** start Task inputs **

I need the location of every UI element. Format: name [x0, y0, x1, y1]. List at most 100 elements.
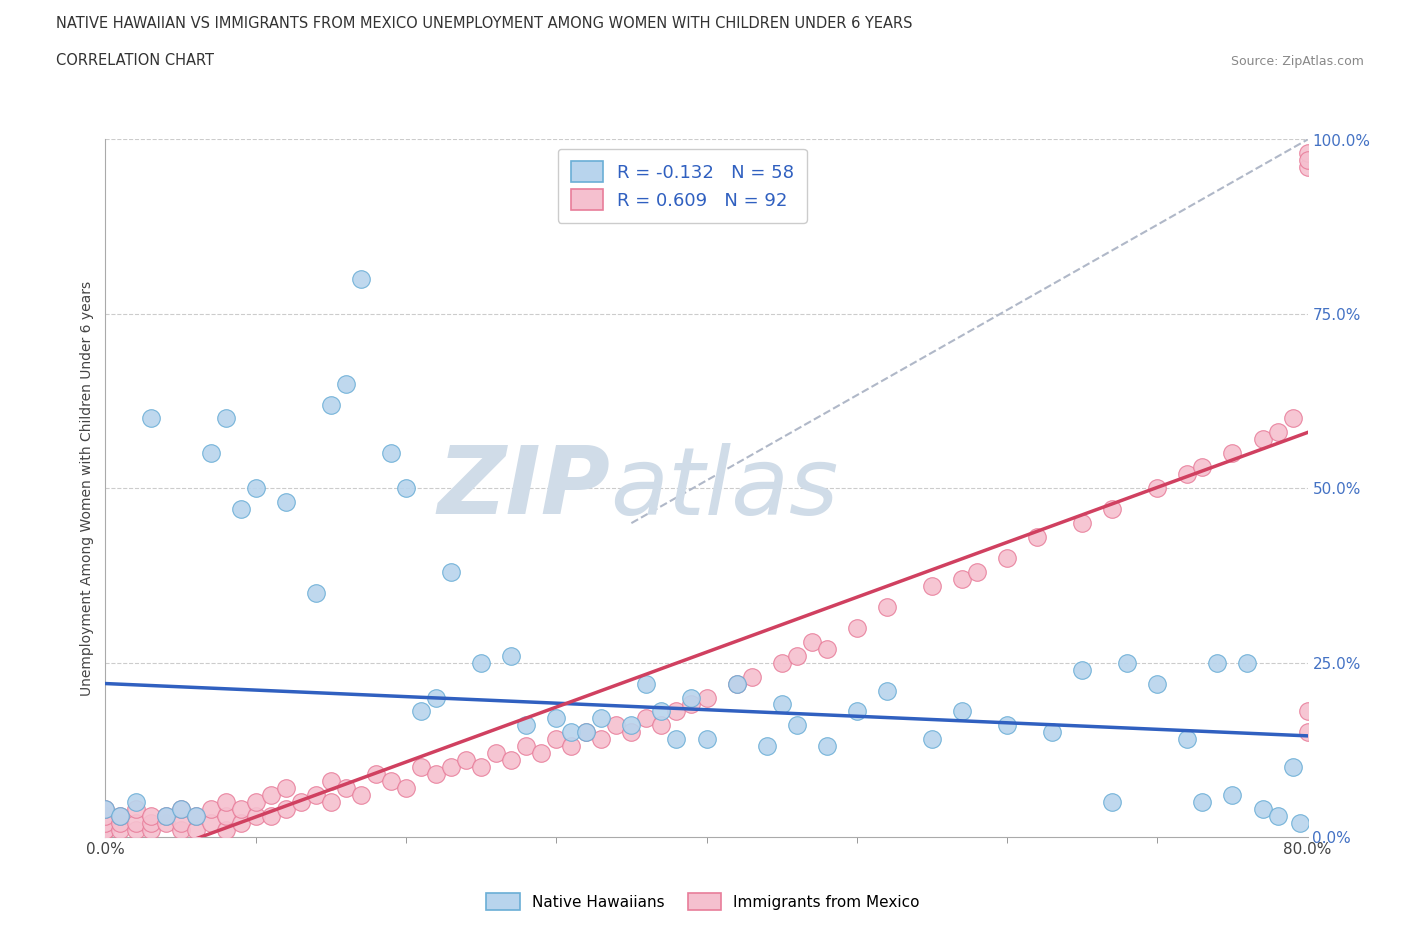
Point	[1071, 515, 1094, 530]
Point	[124, 823, 146, 838]
Point	[380, 445, 402, 460]
Point	[350, 788, 373, 803]
Point	[229, 816, 252, 830]
Point	[274, 495, 297, 510]
Point	[110, 823, 132, 838]
Point	[995, 718, 1018, 733]
Point	[485, 746, 508, 761]
Point	[1251, 432, 1274, 447]
Point	[1267, 809, 1289, 824]
Point	[636, 676, 658, 691]
Point	[1296, 704, 1319, 719]
Point	[425, 690, 447, 705]
Point	[94, 816, 117, 830]
Point	[1071, 662, 1094, 677]
Point	[1175, 467, 1198, 482]
Point	[305, 788, 328, 803]
Point	[1289, 816, 1312, 830]
Point	[425, 766, 447, 781]
Point	[1296, 725, 1319, 740]
Point	[380, 774, 402, 789]
Point	[560, 725, 582, 740]
Point	[650, 718, 672, 733]
Point	[1026, 530, 1049, 545]
Point	[260, 809, 283, 824]
Point	[200, 445, 222, 460]
Point	[575, 725, 598, 740]
Point	[560, 738, 582, 753]
Point	[1296, 160, 1319, 175]
Point	[454, 753, 477, 768]
Point	[786, 718, 808, 733]
Point	[94, 802, 117, 817]
Point	[800, 634, 823, 649]
Point	[921, 732, 943, 747]
Point	[845, 620, 868, 635]
Point	[245, 794, 267, 809]
Point	[1296, 146, 1319, 161]
Point	[725, 676, 748, 691]
Point	[200, 802, 222, 817]
Point	[1146, 481, 1168, 496]
Point	[94, 823, 117, 838]
Point	[409, 704, 432, 719]
Point	[305, 586, 328, 601]
Point	[229, 802, 252, 817]
Point	[620, 718, 643, 733]
Text: atlas: atlas	[610, 443, 838, 534]
Point	[665, 732, 688, 747]
Point	[169, 823, 191, 838]
Point	[94, 823, 117, 838]
Point	[501, 648, 523, 663]
Point	[245, 809, 267, 824]
Point	[1222, 445, 1244, 460]
Point	[274, 802, 297, 817]
Point	[364, 766, 387, 781]
Point	[184, 809, 207, 824]
Point	[501, 753, 523, 768]
Text: Source: ZipAtlas.com: Source: ZipAtlas.com	[1230, 55, 1364, 68]
Legend: R = -0.132   N = 58, R = 0.609   N = 92: R = -0.132 N = 58, R = 0.609 N = 92	[558, 149, 807, 223]
Point	[169, 816, 191, 830]
Point	[741, 670, 763, 684]
Point	[124, 816, 146, 830]
Point	[110, 816, 132, 830]
Point	[319, 794, 342, 809]
Point	[470, 656, 492, 671]
Point	[995, 551, 1018, 565]
Text: NATIVE HAWAIIAN VS IMMIGRANTS FROM MEXICO UNEMPLOYMENT AMONG WOMEN WITH CHILDREN: NATIVE HAWAIIAN VS IMMIGRANTS FROM MEXIC…	[56, 16, 912, 31]
Point	[1191, 460, 1213, 474]
Point	[966, 565, 988, 579]
Point	[696, 732, 718, 747]
Point	[575, 725, 598, 740]
Point	[815, 642, 838, 657]
Point	[155, 809, 177, 824]
Point	[1146, 676, 1168, 691]
Point	[214, 411, 236, 426]
Point	[876, 683, 898, 698]
Point	[245, 481, 267, 496]
Point	[515, 738, 537, 753]
Text: CORRELATION CHART: CORRELATION CHART	[56, 53, 214, 68]
Point	[139, 816, 162, 830]
Point	[409, 760, 432, 775]
Point	[214, 794, 236, 809]
Point	[155, 816, 177, 830]
Point	[950, 571, 973, 587]
Point	[845, 704, 868, 719]
Point	[650, 704, 672, 719]
Point	[395, 481, 418, 496]
Point	[770, 656, 793, 671]
Point	[94, 809, 117, 824]
Point	[440, 565, 463, 579]
Point	[214, 809, 236, 824]
Point	[620, 725, 643, 740]
Point	[786, 648, 808, 663]
Point	[1175, 732, 1198, 747]
Point	[139, 411, 162, 426]
Point	[169, 802, 191, 817]
Point	[94, 809, 117, 824]
Point	[440, 760, 463, 775]
Point	[1251, 802, 1274, 817]
Point	[921, 578, 943, 593]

** end Task inputs **

Put every line above into a Markdown table with the columns No. and Line. Number the rows, skip blank lines, and leave the pictures out.

| No. | Line |
|---|---|
| 1 | I need the location of every UI element. Format: name [x0, y0, x1, y1]. List at most 100 elements. |
| 2 | Point	[1071, 515, 1094, 530] |
| 3 | Point	[124, 823, 146, 838] |
| 4 | Point	[380, 445, 402, 460] |
| 5 | Point	[350, 788, 373, 803] |
| 6 | Point	[229, 816, 252, 830] |
| 7 | Point	[274, 495, 297, 510] |
| 8 | Point	[110, 823, 132, 838] |
| 9 | Point	[995, 718, 1018, 733] |
| 10 | Point	[485, 746, 508, 761] |
| 11 | Point	[1251, 432, 1274, 447] |
| 12 | Point	[1267, 809, 1289, 824] |
| 13 | Point	[636, 676, 658, 691] |
| 14 | Point	[1296, 704, 1319, 719] |
| 15 | Point	[425, 690, 447, 705] |
| 16 | Point	[94, 816, 117, 830] |
| 17 | Point	[1071, 662, 1094, 677] |
| 18 | Point	[1175, 467, 1198, 482] |
| 19 | Point	[305, 788, 328, 803] |
| 20 | Point	[1289, 816, 1312, 830] |
| 21 | Point	[425, 766, 447, 781] |
| 22 | Point	[1296, 725, 1319, 740] |
| 23 | Point	[380, 774, 402, 789] |
| 24 | Point	[560, 725, 582, 740] |
| 25 | Point	[650, 718, 672, 733] |
| 26 | Point	[1026, 530, 1049, 545] |
| 27 | Point	[260, 809, 283, 824] |
| 28 | Point	[200, 445, 222, 460] |
| 29 | Point	[575, 725, 598, 740] |
| 30 | Point	[560, 738, 582, 753] |
| 31 | Point	[1296, 160, 1319, 175] |
| 32 | Point	[454, 753, 477, 768] |
| 33 | Point	[786, 718, 808, 733] |
| 34 | Point	[94, 802, 117, 817] |
| 35 | Point	[800, 634, 823, 649] |
| 36 | Point	[921, 732, 943, 747] |
| 37 | Point	[845, 620, 868, 635] |
| 38 | Point	[245, 794, 267, 809] |
| 39 | Point	[1296, 146, 1319, 161] |
| 40 | Point	[725, 676, 748, 691] |
| 41 | Point	[200, 802, 222, 817] |
| 42 | Point	[1146, 481, 1168, 496] |
| 43 | Point	[94, 823, 117, 838] |
| 44 | Point	[409, 704, 432, 719] |
| 45 | Point	[305, 586, 328, 601] |
| 46 | Point	[229, 802, 252, 817] |
| 47 | Point	[620, 718, 643, 733] |
| 48 | Text: atlas: atlas	[610, 443, 838, 534] |
| 49 | Point	[665, 732, 688, 747] |
| 50 | Point	[169, 823, 191, 838] |
| 51 | Point	[94, 823, 117, 838] |
| 52 | Point	[501, 648, 523, 663] |
| 53 | Point	[245, 809, 267, 824] |
| 54 | Point	[1222, 445, 1244, 460] |
| 55 | Point	[274, 802, 297, 817] |
| 56 | Point	[364, 766, 387, 781] |
| 57 | Point	[184, 809, 207, 824] |
| 58 | Point	[501, 753, 523, 768] |
| 59 | Text: Source: ZipAtlas.com: Source: ZipAtlas.com	[1230, 55, 1364, 68] |
| 60 | Legend: R = -0.132   N = 58, R = 0.609   N = 92: R = -0.132 N = 58, R = 0.609 N = 92	[558, 149, 807, 223] |
| 61 | Point	[169, 816, 191, 830] |
| 62 | Point	[741, 670, 763, 684] |
| 63 | Point	[124, 816, 146, 830] |
| 64 | Point	[110, 816, 132, 830] |
| 65 | Point	[319, 794, 342, 809] |
| 66 | Point	[470, 656, 492, 671] |
| 67 | Point	[995, 551, 1018, 565] |
| 68 | Text: NATIVE HAWAIIAN VS IMMIGRANTS FROM MEXICO UNEMPLOYMENT AMONG WOMEN WITH CHILDREN: NATIVE HAWAIIAN VS IMMIGRANTS FROM MEXIC…	[56, 16, 912, 31] |
| 69 | Point	[1191, 460, 1213, 474] |
| 70 | Point	[966, 565, 988, 579] |
| 71 | Point	[696, 732, 718, 747] |
| 72 | Point	[575, 725, 598, 740] |
| 73 | Point	[815, 642, 838, 657] |
| 74 | Point	[155, 809, 177, 824] |
| 75 | Point	[1146, 676, 1168, 691] |
| 76 | Point	[214, 411, 236, 426] |
| 77 | Point	[876, 683, 898, 698] |
| 78 | Point	[245, 481, 267, 496] |
| 79 | Point	[515, 738, 537, 753] |
| 80 | Text: CORRELATION CHART: CORRELATION CHART	[56, 53, 214, 68] |
| 81 | Point	[139, 816, 162, 830] |
| 82 | Point	[409, 760, 432, 775] |
| 83 | Point	[214, 794, 236, 809] |
| 84 | Point	[155, 816, 177, 830] |
| 85 | Point	[950, 571, 973, 587] |
| 86 | Point	[845, 704, 868, 719] |
| 87 | Point	[650, 704, 672, 719] |
| 88 | Point	[395, 481, 418, 496] |
| 89 | Point	[770, 656, 793, 671] |
| 90 | Point	[94, 809, 117, 824] |
| 91 | Point	[440, 565, 463, 579] |
| 92 | Point	[214, 809, 236, 824] |
| 93 | Point	[620, 725, 643, 740] |
| 94 | Point	[786, 648, 808, 663] |
| 95 | Point	[1175, 732, 1198, 747] |
| 96 | Point	[139, 411, 162, 426] |
| 97 | Point	[169, 802, 191, 817] |
| 98 | Point	[94, 809, 117, 824] |
| 99 | Point	[440, 760, 463, 775] |
| 100 | Point	[1251, 802, 1274, 817] |
| 101 | Point	[921, 578, 943, 593] |